Problem to solve
Find how many lines in the material contain "title"; your answer should be that number alone.

Stored records
══════

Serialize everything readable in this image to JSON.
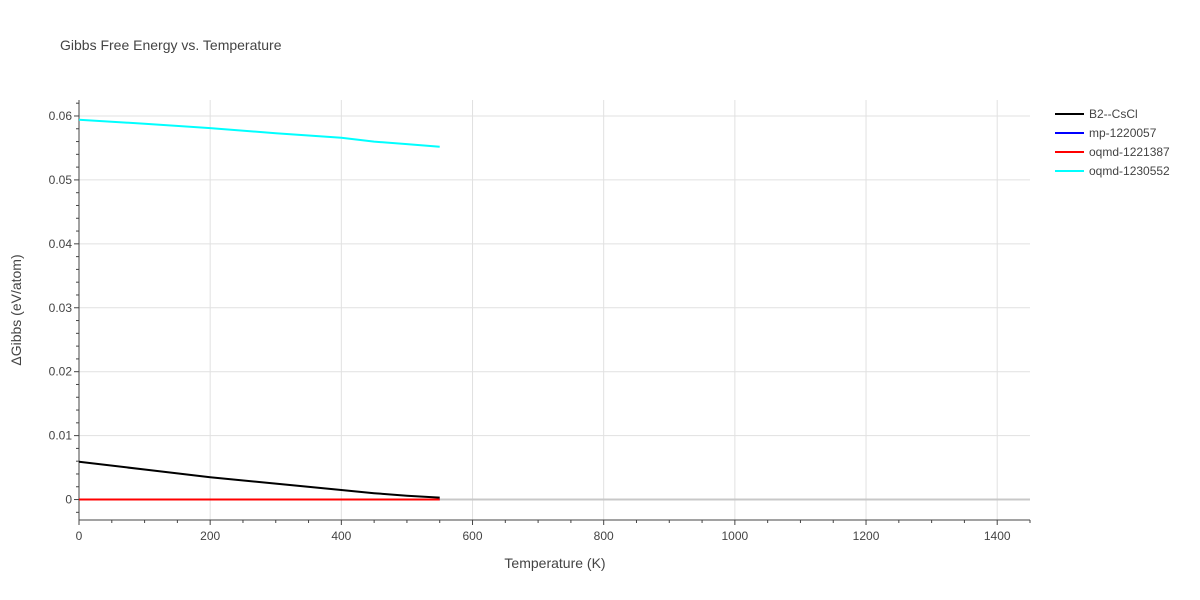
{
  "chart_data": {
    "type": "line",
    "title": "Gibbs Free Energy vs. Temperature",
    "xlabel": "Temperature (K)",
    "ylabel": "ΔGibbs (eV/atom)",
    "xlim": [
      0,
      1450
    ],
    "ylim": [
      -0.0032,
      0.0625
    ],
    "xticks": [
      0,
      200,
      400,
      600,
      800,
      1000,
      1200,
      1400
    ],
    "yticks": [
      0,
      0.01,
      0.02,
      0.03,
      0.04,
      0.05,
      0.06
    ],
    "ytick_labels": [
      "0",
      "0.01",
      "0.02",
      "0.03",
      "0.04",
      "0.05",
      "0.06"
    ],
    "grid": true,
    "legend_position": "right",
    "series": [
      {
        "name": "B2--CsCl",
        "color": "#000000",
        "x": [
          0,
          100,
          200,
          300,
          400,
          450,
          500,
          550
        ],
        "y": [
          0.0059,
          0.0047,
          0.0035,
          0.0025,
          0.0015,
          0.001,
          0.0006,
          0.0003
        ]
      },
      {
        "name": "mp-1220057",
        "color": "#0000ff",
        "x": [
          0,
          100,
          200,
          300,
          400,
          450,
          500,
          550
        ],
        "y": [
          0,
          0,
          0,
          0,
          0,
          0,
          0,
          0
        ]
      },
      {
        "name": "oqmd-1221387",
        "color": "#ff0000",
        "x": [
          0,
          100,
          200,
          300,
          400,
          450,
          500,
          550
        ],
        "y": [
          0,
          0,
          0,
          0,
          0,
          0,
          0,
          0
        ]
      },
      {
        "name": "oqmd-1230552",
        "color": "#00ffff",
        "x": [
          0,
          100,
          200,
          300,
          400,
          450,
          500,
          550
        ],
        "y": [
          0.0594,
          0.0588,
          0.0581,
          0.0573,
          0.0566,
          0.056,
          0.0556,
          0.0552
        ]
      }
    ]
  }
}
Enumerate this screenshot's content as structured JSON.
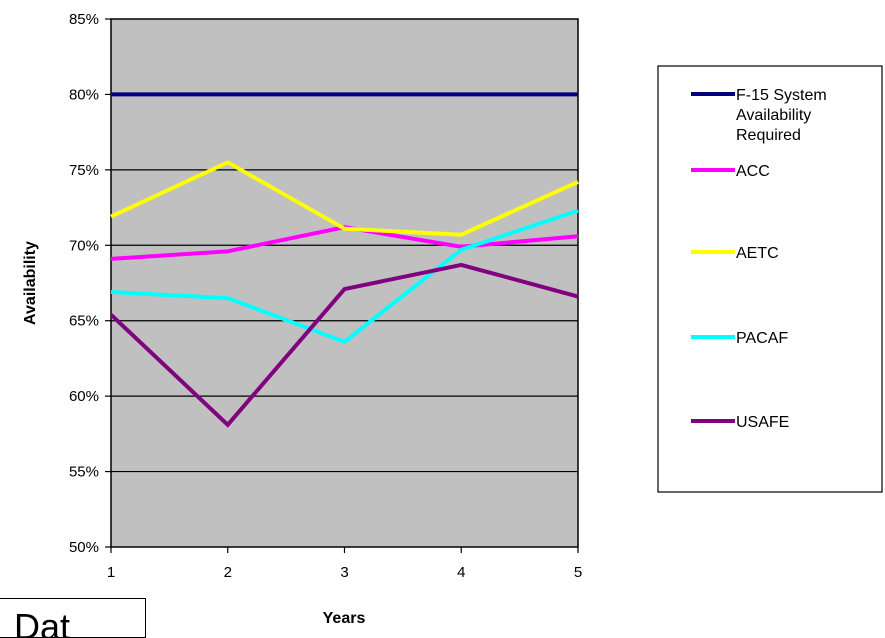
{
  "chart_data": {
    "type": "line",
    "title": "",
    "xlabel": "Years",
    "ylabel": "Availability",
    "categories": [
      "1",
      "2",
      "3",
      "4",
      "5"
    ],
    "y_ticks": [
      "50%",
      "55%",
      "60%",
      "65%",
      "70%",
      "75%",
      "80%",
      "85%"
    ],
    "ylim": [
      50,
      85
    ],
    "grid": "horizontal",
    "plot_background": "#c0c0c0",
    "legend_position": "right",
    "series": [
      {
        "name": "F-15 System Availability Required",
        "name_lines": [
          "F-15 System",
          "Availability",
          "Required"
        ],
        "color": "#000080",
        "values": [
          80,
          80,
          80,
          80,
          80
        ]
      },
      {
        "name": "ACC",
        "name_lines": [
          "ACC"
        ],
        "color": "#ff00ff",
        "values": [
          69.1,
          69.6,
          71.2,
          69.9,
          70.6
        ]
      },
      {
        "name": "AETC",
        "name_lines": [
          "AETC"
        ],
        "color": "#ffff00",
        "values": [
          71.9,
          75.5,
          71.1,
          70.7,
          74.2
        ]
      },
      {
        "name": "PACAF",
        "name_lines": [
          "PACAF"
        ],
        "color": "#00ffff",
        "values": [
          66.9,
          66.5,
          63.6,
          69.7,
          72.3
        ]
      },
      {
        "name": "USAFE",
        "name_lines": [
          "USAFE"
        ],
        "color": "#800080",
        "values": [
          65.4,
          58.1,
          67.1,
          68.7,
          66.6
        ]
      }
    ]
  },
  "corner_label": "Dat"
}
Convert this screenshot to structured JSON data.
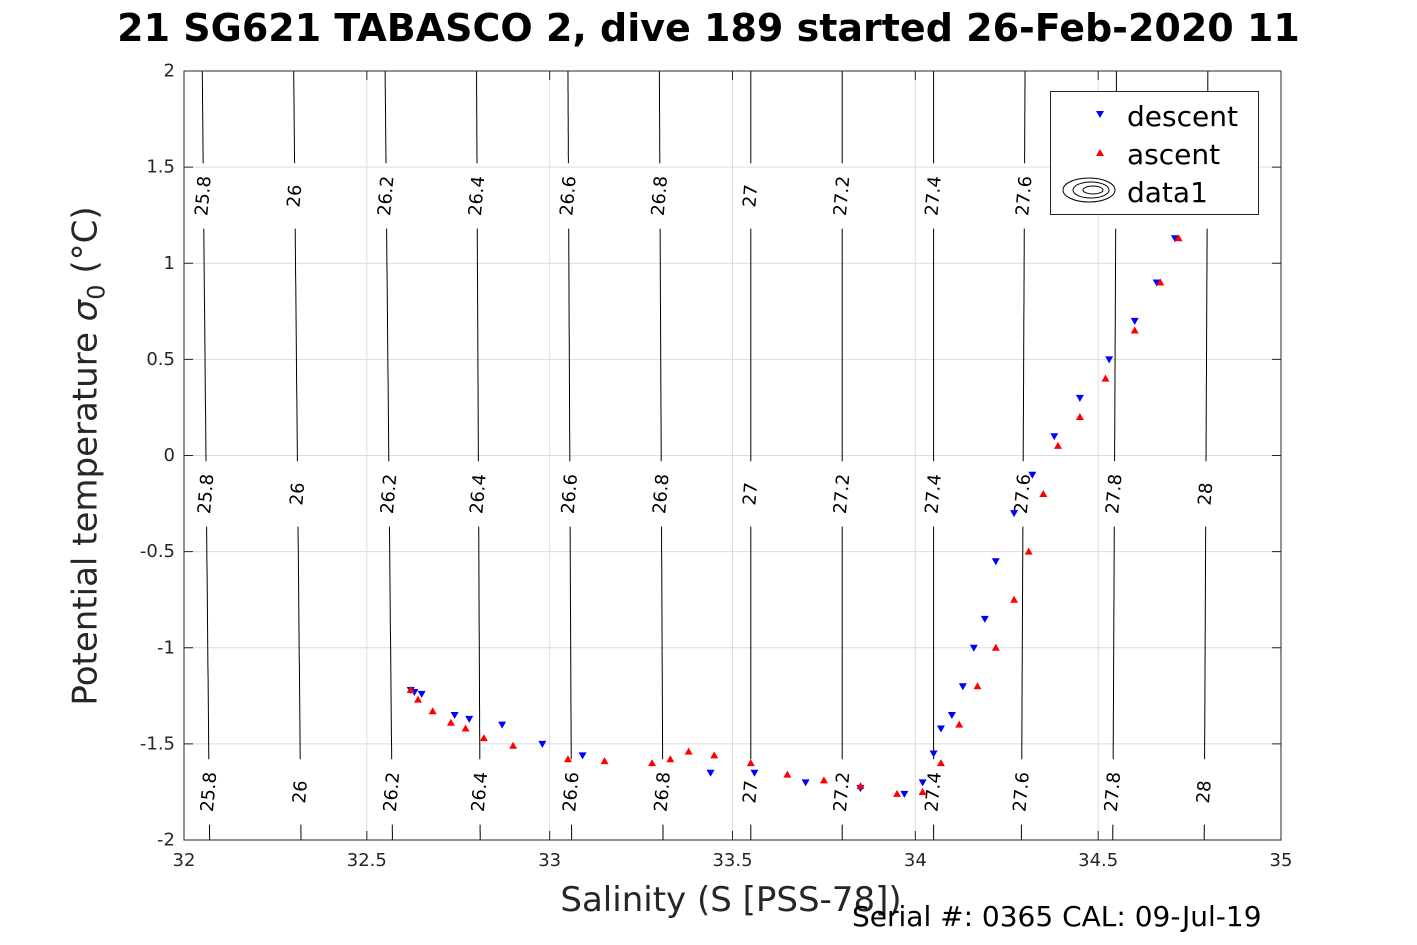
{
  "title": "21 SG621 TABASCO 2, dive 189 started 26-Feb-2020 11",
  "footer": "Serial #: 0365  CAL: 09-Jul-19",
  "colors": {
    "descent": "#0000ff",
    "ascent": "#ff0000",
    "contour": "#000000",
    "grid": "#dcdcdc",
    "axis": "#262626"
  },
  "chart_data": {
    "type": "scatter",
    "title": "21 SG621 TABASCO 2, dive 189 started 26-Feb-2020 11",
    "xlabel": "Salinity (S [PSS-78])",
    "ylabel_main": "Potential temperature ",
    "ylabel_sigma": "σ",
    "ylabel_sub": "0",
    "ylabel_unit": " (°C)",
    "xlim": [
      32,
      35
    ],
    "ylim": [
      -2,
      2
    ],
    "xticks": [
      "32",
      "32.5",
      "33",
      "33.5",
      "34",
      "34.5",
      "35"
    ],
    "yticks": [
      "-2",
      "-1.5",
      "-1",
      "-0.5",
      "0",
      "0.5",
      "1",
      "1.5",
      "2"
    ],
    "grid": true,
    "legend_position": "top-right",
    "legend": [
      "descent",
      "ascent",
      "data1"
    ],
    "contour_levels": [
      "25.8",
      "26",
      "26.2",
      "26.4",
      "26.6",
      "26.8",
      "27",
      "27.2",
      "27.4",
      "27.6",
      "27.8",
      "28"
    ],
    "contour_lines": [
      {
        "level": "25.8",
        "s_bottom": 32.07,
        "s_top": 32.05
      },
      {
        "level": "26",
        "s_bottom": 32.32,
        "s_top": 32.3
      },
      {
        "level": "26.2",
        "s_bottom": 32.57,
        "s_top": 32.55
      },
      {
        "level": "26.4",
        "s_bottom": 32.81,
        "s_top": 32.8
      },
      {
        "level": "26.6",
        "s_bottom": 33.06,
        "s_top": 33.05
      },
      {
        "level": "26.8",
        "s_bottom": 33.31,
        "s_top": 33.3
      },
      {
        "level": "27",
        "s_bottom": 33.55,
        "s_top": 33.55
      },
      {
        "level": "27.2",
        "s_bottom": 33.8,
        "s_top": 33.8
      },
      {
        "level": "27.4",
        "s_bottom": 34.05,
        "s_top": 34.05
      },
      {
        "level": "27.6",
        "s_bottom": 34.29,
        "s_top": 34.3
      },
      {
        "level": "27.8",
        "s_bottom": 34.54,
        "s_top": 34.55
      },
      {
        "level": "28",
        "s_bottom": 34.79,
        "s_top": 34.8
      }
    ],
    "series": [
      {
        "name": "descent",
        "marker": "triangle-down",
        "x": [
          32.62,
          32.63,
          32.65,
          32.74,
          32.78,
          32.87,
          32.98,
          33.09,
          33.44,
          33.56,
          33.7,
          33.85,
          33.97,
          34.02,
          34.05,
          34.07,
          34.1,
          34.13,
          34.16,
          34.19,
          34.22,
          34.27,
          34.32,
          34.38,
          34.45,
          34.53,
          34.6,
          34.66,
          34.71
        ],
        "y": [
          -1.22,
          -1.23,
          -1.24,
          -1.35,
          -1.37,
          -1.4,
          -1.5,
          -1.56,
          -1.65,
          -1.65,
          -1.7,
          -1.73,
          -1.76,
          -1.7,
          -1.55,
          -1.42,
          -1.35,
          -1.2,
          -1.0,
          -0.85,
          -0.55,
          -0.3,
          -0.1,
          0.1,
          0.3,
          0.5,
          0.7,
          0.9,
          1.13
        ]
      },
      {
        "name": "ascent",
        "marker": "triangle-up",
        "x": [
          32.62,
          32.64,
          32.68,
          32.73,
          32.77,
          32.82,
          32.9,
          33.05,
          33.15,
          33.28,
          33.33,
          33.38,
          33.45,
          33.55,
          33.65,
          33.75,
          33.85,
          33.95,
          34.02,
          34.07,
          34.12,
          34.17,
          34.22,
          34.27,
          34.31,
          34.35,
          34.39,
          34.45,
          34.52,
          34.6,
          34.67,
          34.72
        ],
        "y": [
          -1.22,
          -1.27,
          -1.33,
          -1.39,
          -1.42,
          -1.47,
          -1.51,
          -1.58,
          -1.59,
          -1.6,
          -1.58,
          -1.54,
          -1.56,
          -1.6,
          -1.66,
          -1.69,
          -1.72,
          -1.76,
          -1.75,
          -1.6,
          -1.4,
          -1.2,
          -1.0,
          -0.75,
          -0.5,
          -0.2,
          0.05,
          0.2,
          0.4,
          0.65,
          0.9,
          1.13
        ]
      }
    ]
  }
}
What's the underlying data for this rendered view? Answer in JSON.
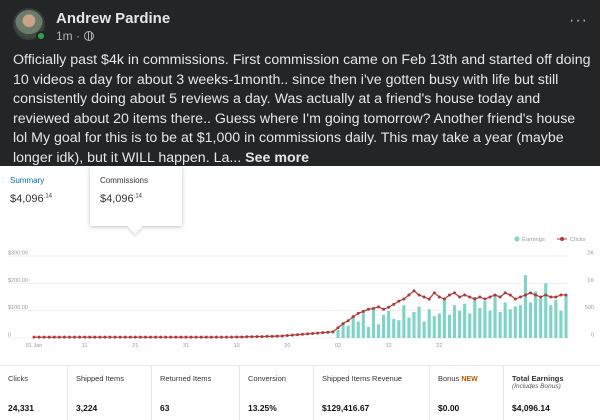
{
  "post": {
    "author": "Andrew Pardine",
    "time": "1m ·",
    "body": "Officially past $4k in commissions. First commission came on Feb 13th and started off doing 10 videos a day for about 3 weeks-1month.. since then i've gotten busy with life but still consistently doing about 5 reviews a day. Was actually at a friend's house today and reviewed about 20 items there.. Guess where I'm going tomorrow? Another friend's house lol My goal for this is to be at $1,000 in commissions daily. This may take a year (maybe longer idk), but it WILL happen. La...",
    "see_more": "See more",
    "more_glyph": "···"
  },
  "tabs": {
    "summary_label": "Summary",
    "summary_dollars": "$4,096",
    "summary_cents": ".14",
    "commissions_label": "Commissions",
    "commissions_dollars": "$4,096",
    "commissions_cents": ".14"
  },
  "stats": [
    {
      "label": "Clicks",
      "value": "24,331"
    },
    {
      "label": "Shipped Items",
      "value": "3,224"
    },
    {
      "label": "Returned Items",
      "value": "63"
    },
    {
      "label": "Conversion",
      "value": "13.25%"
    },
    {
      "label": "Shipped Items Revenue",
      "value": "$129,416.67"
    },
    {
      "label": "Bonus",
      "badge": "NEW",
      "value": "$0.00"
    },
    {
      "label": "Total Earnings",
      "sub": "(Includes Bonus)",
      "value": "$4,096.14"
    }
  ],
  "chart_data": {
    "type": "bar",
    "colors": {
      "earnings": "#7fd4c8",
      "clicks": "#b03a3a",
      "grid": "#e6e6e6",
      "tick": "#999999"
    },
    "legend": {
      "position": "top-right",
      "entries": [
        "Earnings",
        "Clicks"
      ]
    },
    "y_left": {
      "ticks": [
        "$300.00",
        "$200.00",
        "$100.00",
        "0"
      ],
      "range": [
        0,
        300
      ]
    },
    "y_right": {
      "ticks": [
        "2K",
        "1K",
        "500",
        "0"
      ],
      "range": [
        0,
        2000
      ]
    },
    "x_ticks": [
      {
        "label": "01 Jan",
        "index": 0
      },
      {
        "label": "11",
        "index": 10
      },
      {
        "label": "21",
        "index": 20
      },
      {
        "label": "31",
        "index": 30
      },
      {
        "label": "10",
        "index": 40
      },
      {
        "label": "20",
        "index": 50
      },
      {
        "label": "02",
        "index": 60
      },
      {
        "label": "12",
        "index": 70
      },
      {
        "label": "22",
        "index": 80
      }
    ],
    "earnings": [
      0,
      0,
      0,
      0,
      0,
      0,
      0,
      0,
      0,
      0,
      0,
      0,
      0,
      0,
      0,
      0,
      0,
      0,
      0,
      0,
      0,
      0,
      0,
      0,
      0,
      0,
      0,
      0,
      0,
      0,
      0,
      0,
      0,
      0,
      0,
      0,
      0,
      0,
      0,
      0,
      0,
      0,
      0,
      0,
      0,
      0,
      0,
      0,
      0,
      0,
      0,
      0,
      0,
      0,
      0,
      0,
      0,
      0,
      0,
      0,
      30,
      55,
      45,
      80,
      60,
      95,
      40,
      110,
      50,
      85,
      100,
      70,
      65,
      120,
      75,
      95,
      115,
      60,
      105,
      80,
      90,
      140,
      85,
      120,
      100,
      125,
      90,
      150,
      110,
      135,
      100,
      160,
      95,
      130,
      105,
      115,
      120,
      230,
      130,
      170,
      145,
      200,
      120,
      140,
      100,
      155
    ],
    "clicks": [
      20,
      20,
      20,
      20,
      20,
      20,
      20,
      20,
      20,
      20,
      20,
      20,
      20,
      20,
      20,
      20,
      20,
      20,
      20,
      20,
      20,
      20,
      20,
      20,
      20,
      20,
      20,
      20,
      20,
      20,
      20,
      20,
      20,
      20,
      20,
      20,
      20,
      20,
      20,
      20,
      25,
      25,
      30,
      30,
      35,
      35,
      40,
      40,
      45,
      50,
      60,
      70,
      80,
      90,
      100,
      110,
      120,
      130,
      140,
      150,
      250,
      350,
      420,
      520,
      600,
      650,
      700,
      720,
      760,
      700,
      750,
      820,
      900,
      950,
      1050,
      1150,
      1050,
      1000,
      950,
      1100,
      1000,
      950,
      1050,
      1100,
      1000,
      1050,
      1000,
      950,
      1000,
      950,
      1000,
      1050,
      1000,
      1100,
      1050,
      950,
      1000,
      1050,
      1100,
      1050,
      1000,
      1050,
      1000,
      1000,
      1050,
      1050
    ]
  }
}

══════

Completed task
4